(Stored items)
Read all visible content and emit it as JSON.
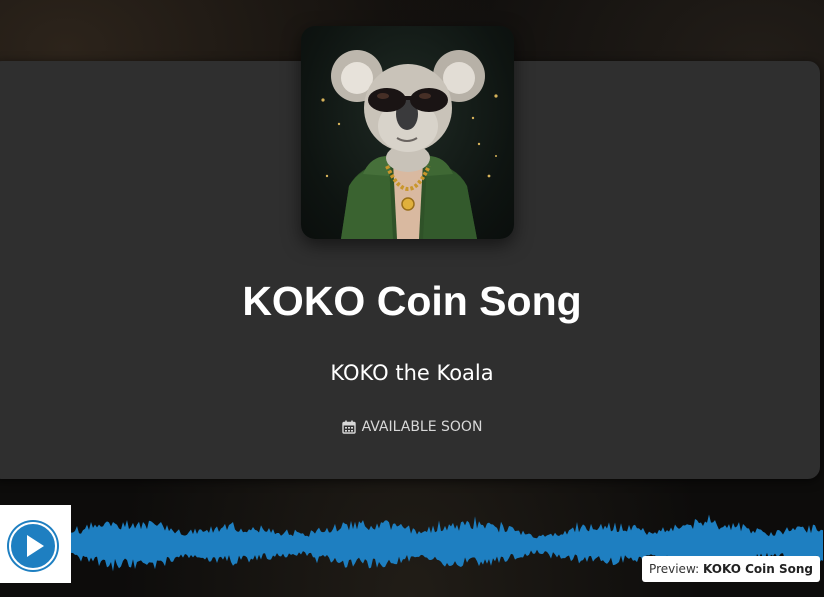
{
  "song": {
    "title": "KOKO Coin Song",
    "artist": "KOKO the Koala",
    "availability": "AVAILABLE SOON",
    "availability_icon": "calendar-icon"
  },
  "cover_art": {
    "subject": "koala wearing sunglasses, green jacket and gold chain"
  },
  "player": {
    "play_icon": "play-icon",
    "preview_label": "Preview:",
    "preview_title": "KOKO Coin Song"
  },
  "colors": {
    "accent": "#1e7fc1",
    "card": "#2f2f2f",
    "text": "#ffffff"
  }
}
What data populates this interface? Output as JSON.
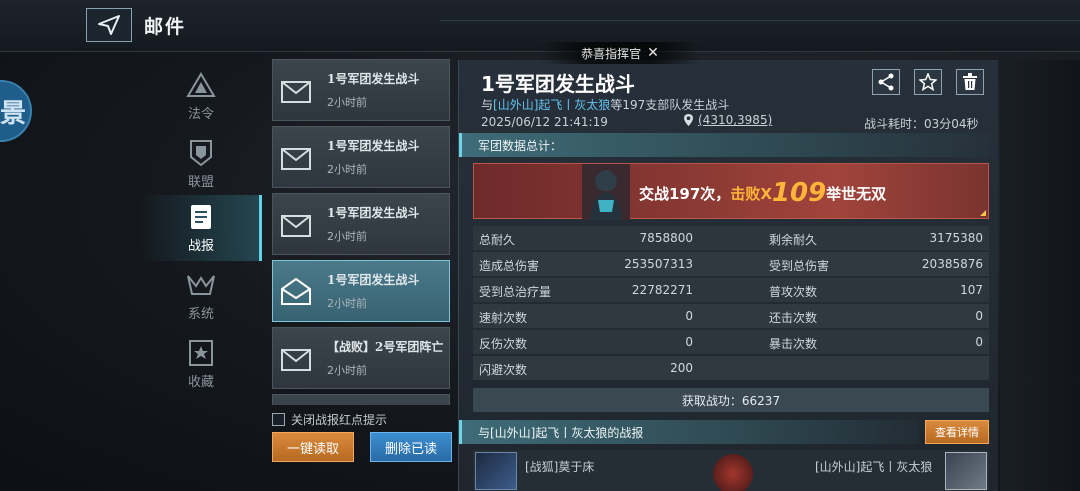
{
  "header": {
    "title": "邮件"
  },
  "left_circle_text": "景",
  "toast": {
    "text": "恭喜指挥官"
  },
  "sidebar": {
    "items": [
      {
        "label": "法令",
        "icon": "decree-icon"
      },
      {
        "label": "联盟",
        "icon": "alliance-icon"
      },
      {
        "label": "战报",
        "icon": "battle-report-icon",
        "active": true
      },
      {
        "label": "系统",
        "icon": "system-icon"
      },
      {
        "label": "收藏",
        "icon": "favorite-icon"
      }
    ]
  },
  "mails": [
    {
      "title": "1号军团发生战斗",
      "time": "2小时前"
    },
    {
      "title": "1号军团发生战斗",
      "time": "2小时前"
    },
    {
      "title": "1号军团发生战斗",
      "time": "2小时前"
    },
    {
      "title": "1号军团发生战斗",
      "time": "2小时前",
      "active": true
    },
    {
      "title": "【战败】2号军团阵亡",
      "time": "2小时前"
    }
  ],
  "list_footer": {
    "checkbox_label": "关闭战报红点提示",
    "read_all": "一键读取",
    "delete_read": "删除已读"
  },
  "detail": {
    "title": "1号军团发生战斗",
    "subtitle_prefix": "与",
    "subtitle_enemy": "[山外山]起飞丨灰太狼",
    "subtitle_suffix": "等197支部队发生战斗",
    "date": "2025/06/12  21:41:19",
    "coords": "(4310,3985)",
    "duration_label": "战斗耗时：",
    "duration": "03分04秒",
    "section_total": "军团数据总计：",
    "banner": {
      "prefix": "交战197次，",
      "kill_label": "击败X",
      "kill_num": "109",
      "suffix": "举世无双"
    },
    "stats": [
      {
        "l_label": "总耐久",
        "l_value": "7858800",
        "r_label": "剩余耐久",
        "r_value": "3175380"
      },
      {
        "l_label": "造成总伤害",
        "l_value": "253507313",
        "r_label": "受到总伤害",
        "r_value": "20385876"
      },
      {
        "l_label": "受到总治疗量",
        "l_value": "22782271",
        "r_label": "普攻次数",
        "r_value": "107"
      },
      {
        "l_label": "速射次数",
        "l_value": "0",
        "r_label": "还击次数",
        "r_value": "0"
      },
      {
        "l_label": "反伤次数",
        "l_value": "0",
        "r_label": "暴击次数",
        "r_value": "0"
      },
      {
        "l_label": "闪避次数",
        "l_value": "200",
        "r_label": "",
        "r_value": ""
      }
    ],
    "gain": "获取战功：66237",
    "section_vs": "与[山外山]起飞丨灰太狼的战报",
    "view_details": "查看详情",
    "bottom_left": "[战狐]莫于床",
    "bottom_right": "[山外山]起飞丨灰太狼"
  }
}
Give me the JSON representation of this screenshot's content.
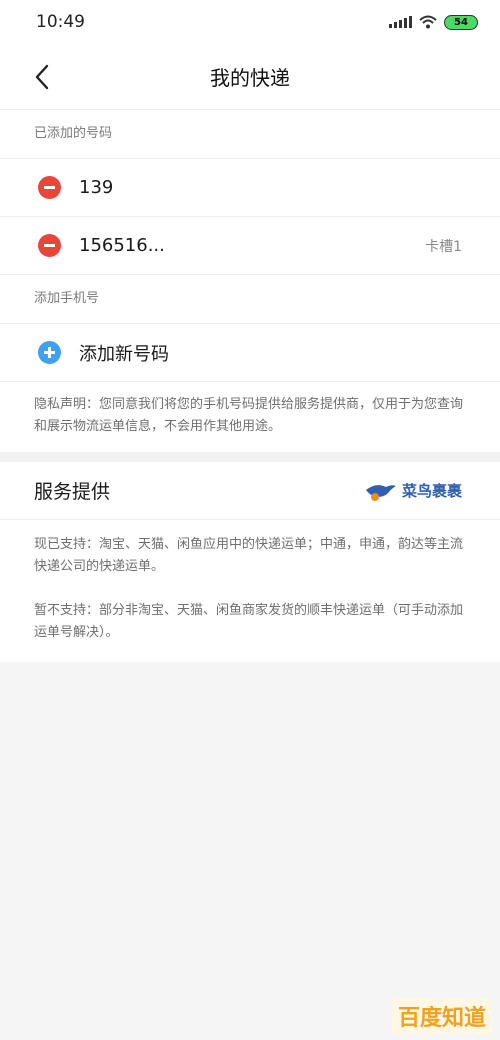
{
  "status_bar": {
    "time": "10:49",
    "battery": "54"
  },
  "nav": {
    "title": "我的快递"
  },
  "added_section": {
    "label": "已添加的号码",
    "numbers": [
      {
        "number": "139",
        "slot": ""
      },
      {
        "number": "156516...",
        "slot": "卡槽1"
      }
    ]
  },
  "add_section": {
    "label": "添加手机号",
    "add_label": "添加新号码"
  },
  "privacy": {
    "text": "隐私声明：您同意我们将您的手机号码提供给服务提供商，仅用于为您查询和展示物流运单信息，不会用作其他用途。"
  },
  "service": {
    "title": "服务提供",
    "provider": "菜鸟裹裹",
    "supported": "现已支持：淘宝、天猫、闲鱼应用中的快递运单；中通，申通，韵达等主流快递公司的快递运单。",
    "unsupported": "暂不支持：部分非淘宝、天猫、闲鱼商家发货的顺丰快递运单（可手动添加运单号解决）。"
  },
  "watermark": {
    "text": "百度知道"
  },
  "colors": {
    "minus": "#e8463b",
    "plus": "#3ea2f0",
    "provider": "#2f5fb3"
  }
}
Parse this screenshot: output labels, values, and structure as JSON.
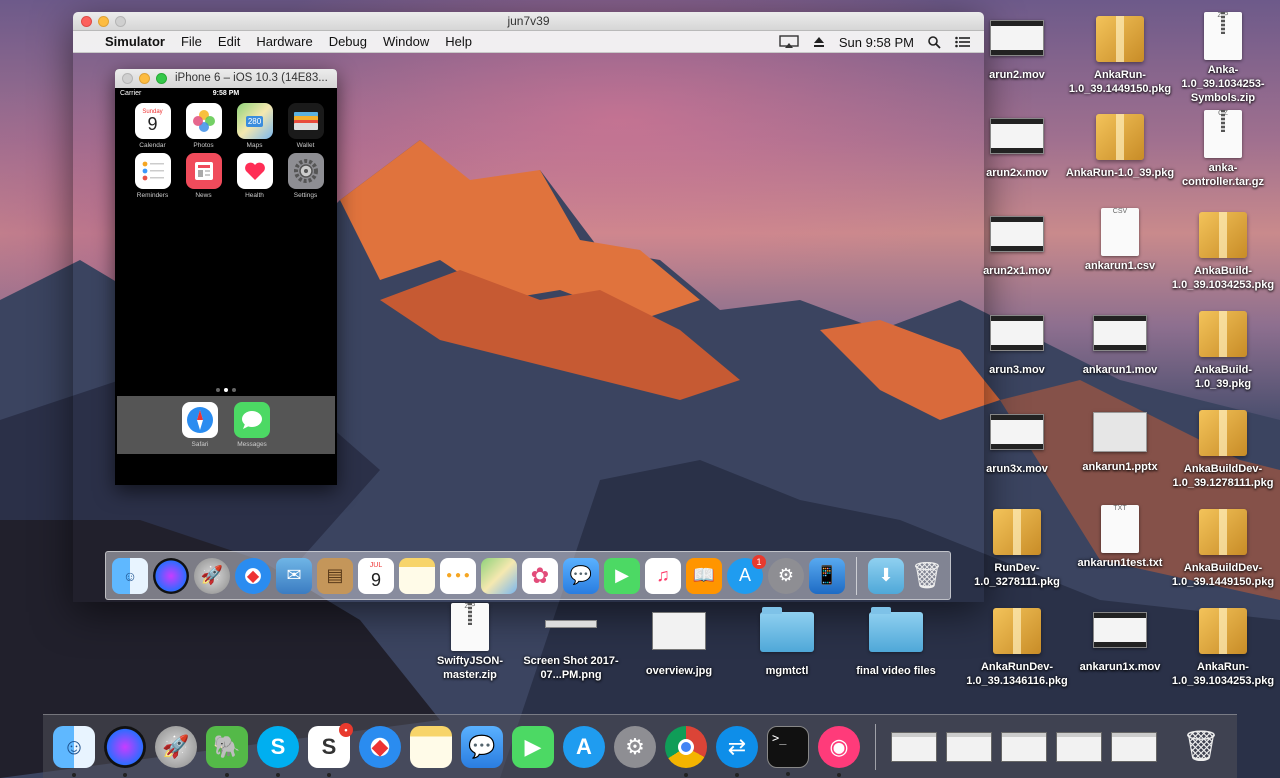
{
  "vm_window": {
    "title": "jun7v39",
    "menubar": {
      "app_name": "Simulator",
      "items": [
        "File",
        "Edit",
        "Hardware",
        "Debug",
        "Window",
        "Help"
      ],
      "clock": "Sun 9:58 PM"
    }
  },
  "simulator": {
    "title": "iPhone 6 – iOS 10.3 (14E83...",
    "status": {
      "carrier": "Carrier",
      "time": "9:58 PM"
    },
    "calendar": {
      "weekday": "Sunday",
      "day": "9"
    },
    "apps": [
      "Calendar",
      "Photos",
      "Maps",
      "Wallet",
      "Reminders",
      "News",
      "Health",
      "Settings"
    ],
    "dock_apps": [
      "Safari",
      "Messages"
    ]
  },
  "inner_dock": {
    "calendar": {
      "month": "JUL",
      "day": "9"
    },
    "app_store_badge": "1"
  },
  "desktop_inner": [
    {
      "name": "SwiftyJSON-master.zip",
      "kind": "zip",
      "tag": "ZIP"
    },
    {
      "name": "Screen Shot 2017-07...PM.png",
      "kind": "shot"
    },
    {
      "name": "overview.jpg",
      "kind": "shot"
    },
    {
      "name": "mgmtctl",
      "kind": "folder"
    },
    {
      "name": "final video files",
      "kind": "folder"
    }
  ],
  "desktop_right": [
    {
      "name": "arun2.mov",
      "kind": "vid"
    },
    {
      "name": "AnkaRun-1.0_39.1449150.pkg",
      "kind": "pkg"
    },
    {
      "name": "Anka-1.0_39.1034253-Symbols.zip",
      "kind": "zip",
      "tag": "ZIP"
    },
    {
      "name": "arun2x.mov",
      "kind": "vid"
    },
    {
      "name": "AnkaRun-1.0_39.pkg",
      "kind": "pkg"
    },
    {
      "name": "anka-controller.tar.gz",
      "kind": "zip",
      "tag": "GZ"
    },
    {
      "name": "arun2x1.mov",
      "kind": "vid"
    },
    {
      "name": "ankarun1.csv",
      "kind": "doc",
      "tag": "CSV"
    },
    {
      "name": "AnkaBuild-1.0_39.1034253.pkg",
      "kind": "pkg"
    },
    {
      "name": "arun3.mov",
      "kind": "vid"
    },
    {
      "name": "ankarun1.mov",
      "kind": "vid"
    },
    {
      "name": "AnkaBuild-1.0_39.pkg",
      "kind": "pkg"
    },
    {
      "name": "arun3x.mov",
      "kind": "vid"
    },
    {
      "name": "ankarun1.pptx",
      "kind": "slide"
    },
    {
      "name": "AnkaBuildDev-1.0_39.1278111.pkg",
      "kind": "pkg"
    },
    {
      "name": "RunDev-1.0_3278111.pkg",
      "kind": "pkg"
    },
    {
      "name": "ankarun1test.txt",
      "kind": "doc",
      "tag": "TXT"
    },
    {
      "name": "AnkaBuildDev-1.0_39.1449150.pkg",
      "kind": "pkg"
    },
    {
      "name": "AnkaRunDev-1.0_39.1346116.pkg",
      "kind": "pkg"
    },
    {
      "name": "ankarun1x.mov",
      "kind": "vid"
    },
    {
      "name": "AnkaRun-1.0_39.1034253.pkg",
      "kind": "pkg"
    }
  ],
  "colors": {
    "accent_blue": "#1f7ff0",
    "badge_red": "#e83a2e"
  }
}
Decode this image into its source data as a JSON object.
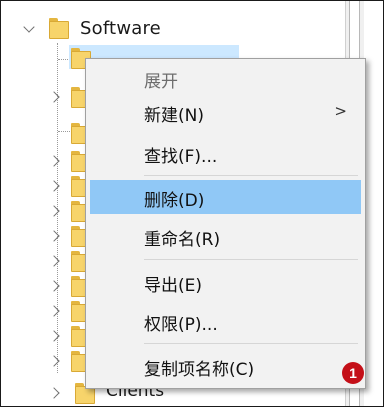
{
  "tree": {
    "root_label": "Software",
    "last_child_label": "Clients",
    "icons": [
      "folder-icon",
      "chevron-down-icon",
      "chevron-right-icon"
    ]
  },
  "context_menu": {
    "items": [
      {
        "label": "展开",
        "disabled": true
      },
      {
        "label": "新建(N)",
        "has_submenu": true,
        "arrow": ">"
      },
      {
        "label": "查找(F)..."
      },
      {
        "label": "删除(D)",
        "highlighted": true
      },
      {
        "label": "重命名(R)"
      },
      {
        "label": "导出(E)"
      },
      {
        "label": "权限(P)..."
      },
      {
        "label": "复制项名称(C)"
      }
    ]
  },
  "annotation": {
    "badge_text": "1",
    "badge_color": "#c40f18"
  },
  "colors": {
    "highlight": "#90c8f6",
    "selection": "#cce8ff",
    "folder": "#f7d46b"
  }
}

# TASK OBJECTIVE:
Using the records above, copy each line that contains "data".

# THE COMPLETED TASK:
What data populates this interface? Output as JSON.
Decode this image into its source data as a JSON object.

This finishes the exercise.